Stated problem
Give only the number of lines in the records below that contain the word "power".
--- Start Data listing ---
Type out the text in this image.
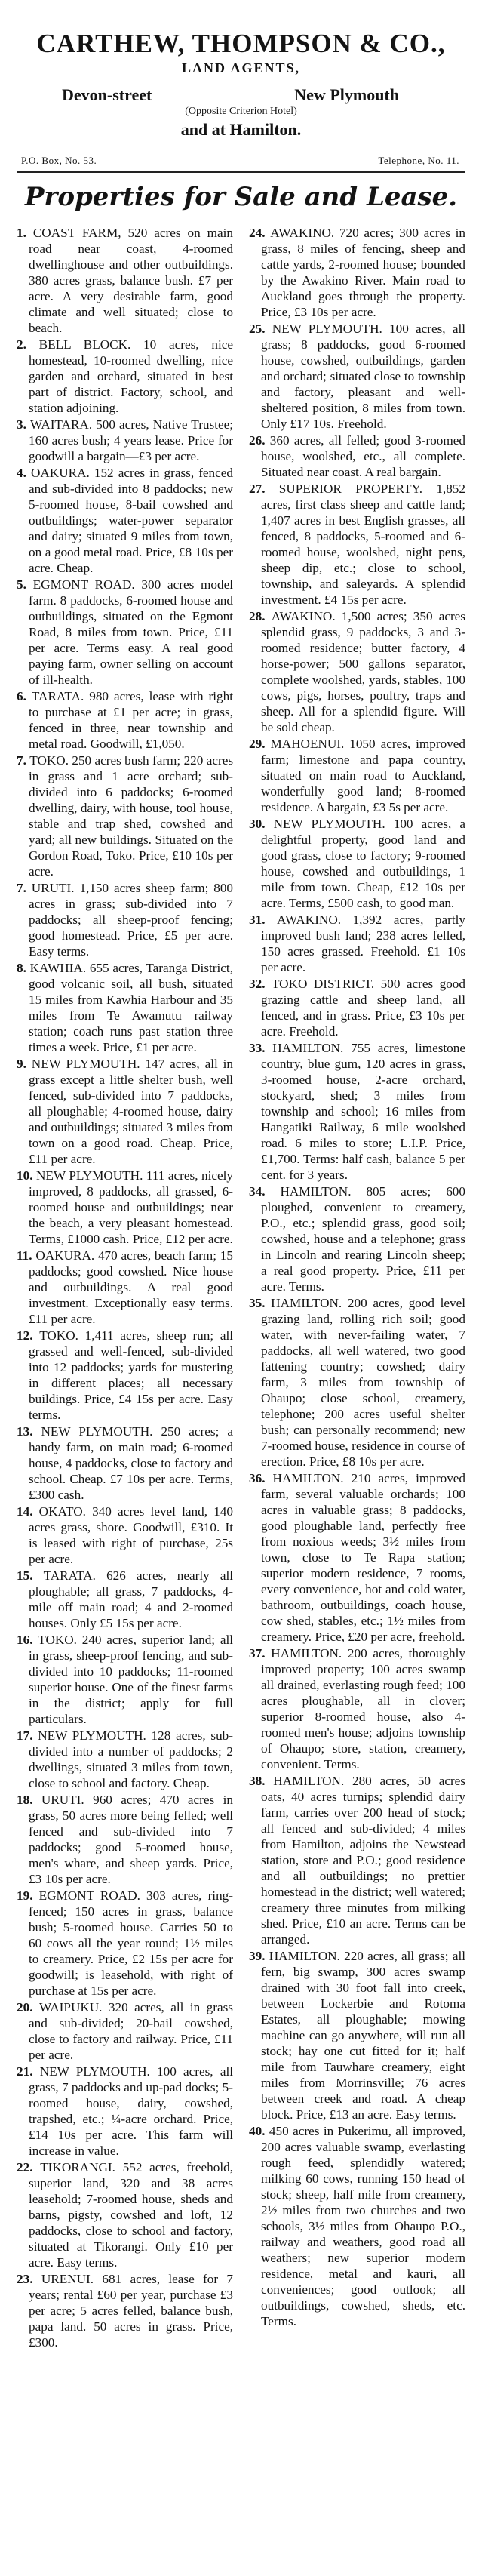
CARTHEW, THOMPSON & CO.,
LAND AGENTS,
Devon-street	New Plymouth
(Opposite Criterion Hotel)
and at Hamilton.
P.O. Box, No. 53.	Telephone, No. 11.
Properties for Sale and Lease.
1. COAST FARM, 520 acres on main road near coast, 4-roomed dwellinghouse and other outbuildings. 380 acres grass, balance bush. £7 per acre. A very desirable farm, good climate and well situated; close to beach.
2. BELL BLOCK. 10 acres, nice homestead, 10-roomed dwelling, nice garden and orchard, situated in best part of district. Factory, school, and station adjoining.
3. WAITARA. 500 acres, Native Trustee; 160 acres bush; 4 years lease. Price for goodwill a bargain—£3 per acre.
4. OAKURA. 152 acres in grass, fenced and sub-divided into 8 paddocks; new 5-roomed house, 8-bail cowshed and outbuildings; water-power separator and dairy; situated 9 miles from town, on a good metal road. Price, £8 10s per acre. Cheap.
5. EGMONT ROAD. 300 acres model farm. 8 paddocks, 6-roomed house and outbuildings, situated on the Egmont Road, 8 miles from town. Price, £11 per acre. Terms easy. A real good paying farm, owner selling on account of ill-health.
6. TARATA. 980 acres, lease with right to purchase at £1 per acre; in grass, fenced in three, near township and metal road. Goodwill, £1,050.
7. TOKO. 250 acres bush farm; 220 acres in grass and 1 acre orchard; sub-divided into 6 paddocks; 6-roomed dwelling, dairy, with house, tool house, stable and trap shed, cowshed and yard; all new buildings. Situated on the Gordon Road, Toko. Price, £10 10s per acre.
7. URUTI. 1,150 acres sheep farm; 800 acres in grass; sub-divided into 7 paddocks; all sheep-proof fencing; good homestead. Price, £5 per acre. Easy terms.
8. KAWHIA. 655 acres, Taranga District, good volcanic soil, all bush, situated 15 miles from Kawhia Harbour and 35 miles from Te Awamutu railway station; coach runs past station three times a week. Price, £1 per acre.
9. NEW PLYMOUTH. 147 acres, all in grass except a little shelter bush, well fenced, sub-divided into 7 paddocks, all ploughable; 4-roomed house, dairy and outbuildings; situated 3 miles from town on a good road. Cheap. Price, £11 per acre.
10. NEW PLYMOUTH. 111 acres, nicely improved, 8 paddocks, all grassed, 6-roomed house and outbuildings; near the beach, a very pleasant homestead. Terms, £1000 cash. Price, £12 per acre.
11. OAKURA. 470 acres, beach farm; 15 paddocks; good cowshed. Nice house and outbuildings. A real good investment. Exceptionally easy terms. £11 per acre.
12. TOKO. 1,411 acres, sheep run; all grassed and well-fenced, sub-divided into 12 paddocks; yards for mustering in different places; all necessary buildings. Price, £4 15s per acre. Easy terms.
13. NEW PLYMOUTH. 250 acres; a handy farm, on main road; 6-roomed house, 4 paddocks, close to factory and school. Cheap. £7 10s per acre. Terms, £300 cash.
14. OKATO. 340 acres level land, 140 acres grass, shore. Goodwill, £310. It is leased with right of purchase, 25s per acre.
15. TARATA. 626 acres, nearly all ploughable; all grass, 7 paddocks, 4-mile off main road; 4 and 2-roomed houses. Only £5 15s per acre.
16. TOKO. 240 acres, superior land; all in grass, sheep-proof fencing, and sub-divided into 10 paddocks; 11-roomed superior house. One of the finest farms in the district; apply for full particulars.
17. NEW PLYMOUTH. 128 acres, sub-divided into a number of paddocks; 2 dwellings, situated 3 miles from town, close to school and factory. Cheap.
18. URUTI. 960 acres; 470 acres in grass, 50 acres more being felled; well fenced and sub-divided into 7 paddocks; good 5-roomed house, men's whare, and sheep yards. Price, £3 10s per acre.
19. EGMONT ROAD. 303 acres, ring-fenced; 150 acres in grass, balance bush; 5-roomed house. Carries 50 to 60 cows all the year round; 1½ miles to creamery. Price, £2 15s per acre for goodwill; is leasehold, with right of purchase at 15s per acre.
20. WAIPUKU. 320 acres, all in grass and sub-divided; 20-bail cowshed, close to factory and railway. Price, £11 per acre.
21. NEW PLYMOUTH. 100 acres, all grass, 7 paddocks and up-pad docks; 5-roomed house, dairy, cowshed, trapshed, etc.; ¼-acre orchard. Price, £14 10s per acre. This farm will increase in value.
22. TIKORANGI. 552 acres, freehold, superior land, 320 and 38 acres leasehold; 7-roomed house, sheds and barns, pigsty, cowshed and loft, 12 paddocks, close to school and factory, situated at Tikorangi. Only £10 per acre. Easy terms.
23. URENUI. 681 acres, lease for 7 years; rental £60 per year, purchase £3 per acre; 5 acres felled, balance bush, papa land. 50 acres in grass. Price, £300.
24. AWAKINO. 720 acres; 300 acres in grass, 8 miles of fencing, sheep and cattle yards, 2-roomed house; bounded by the Awakino River. Main road to Auckland goes through the property. Price, £3 10s per acre.
25. NEW PLYMOUTH. 100 acres, all grass; 8 paddocks, good 6-roomed house, cowshed, outbuildings, garden and orchard; situated close to township and factory, pleasant and well-sheltered position, 8 miles from town. Only £17 10s. Freehold.
26. 360 acres, all felled; good 3-roomed house, woolshed, etc., all complete. Situated near coast. A real bargain.
27. SUPERIOR PROPERTY. 1,852 acres, first class sheep and cattle land; 1,407 acres in best English grasses, all fenced, 8 paddocks, 5-roomed and 6-roomed house, woolshed, night pens, sheep dip, etc.; close to school, township, and saleyards. A splendid investment. £4 15s per acre.
28. AWAKINO. 1,500 acres; 350 acres splendid grass, 9 paddocks, 3 and 3-roomed residence; butter factory, 4 horse-power; 500 gallons separator, complete woolshed, yards, stables, 100 cows, pigs, horses, poultry, traps and sheep. All for a splendid figure. Will be sold cheap.
29. MAHOENUI. 1050 acres, improved farm; limestone and papa country, situated on main road to Auckland, wonderfully good land; 8-roomed residence. A bargain, £3 5s per acre.
30. NEW PLYMOUTH. 100 acres, a delightful property, good land and good grass, close to factory; 9-roomed house, cowshed and outbuildings, 1 mile from town. Cheap, £12 10s per acre. Terms, £500 cash, to good man.
31. AWAKINO. 1,392 acres, partly improved bush land; 238 acres felled, 150 acres grassed. Freehold. £1 10s per acre.
32. TOKO DISTRICT. 500 acres good grazing cattle and sheep land, all fenced, and in grass. Price, £3 10s per acre. Freehold.
33. HAMILTON. 755 acres, limestone country, blue gum, 120 acres in grass, 3-roomed house, 2-acre orchard, stockyard, shed; 3 miles from township and school; 16 miles from Hangatiki Railway, 6 mile woolshed road. 6 miles to store; L.I.P. Price, £1,700. Terms: half cash, balance 5 per cent. for 3 years.
34. HAMILTON. 805 acres; 600 ploughed, convenient to creamery, P.O., etc.; splendid grass, good soil; cowshed, house and a telephone; grass in Lincoln and rearing Lincoln sheep; a real good property. Price, £11 per acre. Terms.
35. HAMILTON. 200 acres, good level grazing land, rolling rich soil; good water, with never-failing water, 7 paddocks, all well watered, two good fattening country; cowshed; dairy farm, 3 miles from township of Ohaupo; close school, creamery, telephone; 200 acres useful shelter bush; can personally recommend; new 7-roomed house, residence in course of erection. Price, £8 10s per acre.
36. HAMILTON. 210 acres, improved farm, several valuable orchards; 100 acres in valuable grass; 8 paddocks, good ploughable land, perfectly free from noxious weeds; 3½ miles from town, close to Te Rapa station; superior modern residence, 7 rooms, every convenience, hot and cold water, bathroom, outbuildings, coach house, cow shed, stables, etc.; 1½ miles from creamery. Price, £20 per acre, freehold.
37. HAMILTON. 200 acres, thoroughly improved property; 100 acres swamp all drained, everlasting rough feed; 100 acres ploughable, all in clover; superior 8-roomed house, also 4-roomed men's house; adjoins township of Ohaupo; store, station, creamery, convenient. Terms.
38. HAMILTON. 280 acres, 50 acres oats, 40 acres turnips; splendid dairy farm, carries over 200 head of stock; all fenced and sub-divided; 4 miles from Hamilton, adjoins the Newstead station, store and P.O.; good residence and all outbuildings; no prettier homestead in the district; well watered; creamery three minutes from milking shed. Price, £10 an acre. Terms can be arranged.
39. HAMILTON. 220 acres, all grass; all fern, big swamp, 300 acres swamp drained with 30 foot fall into creek, between Lockerbie and Rotoma Estates, all ploughable; mowing machine can go anywhere, will run all stock; hay one cut fitted for it; half mile from Tauwhare creamery, eight miles from Morrinsville; 76 acres between creek and road. A cheap block. Price, £13 an acre. Easy terms.
40. 450 acres in Pukerimu, all improved, 200 acres valuable swamp, everlasting rough feed, splendidly watered; milking 60 cows, running 150 head of stock; sheep, half mile from creamery, 2½ miles from two churches and two schools, 3½ miles from Ohaupo P.O., railway and weathers, good road all weathers; new superior modern residence, metal and kauri, all conveniences; good outlook; all outbuildings, cowshed, sheds, etc. Terms.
--- End Data listing ---
Result for this task
2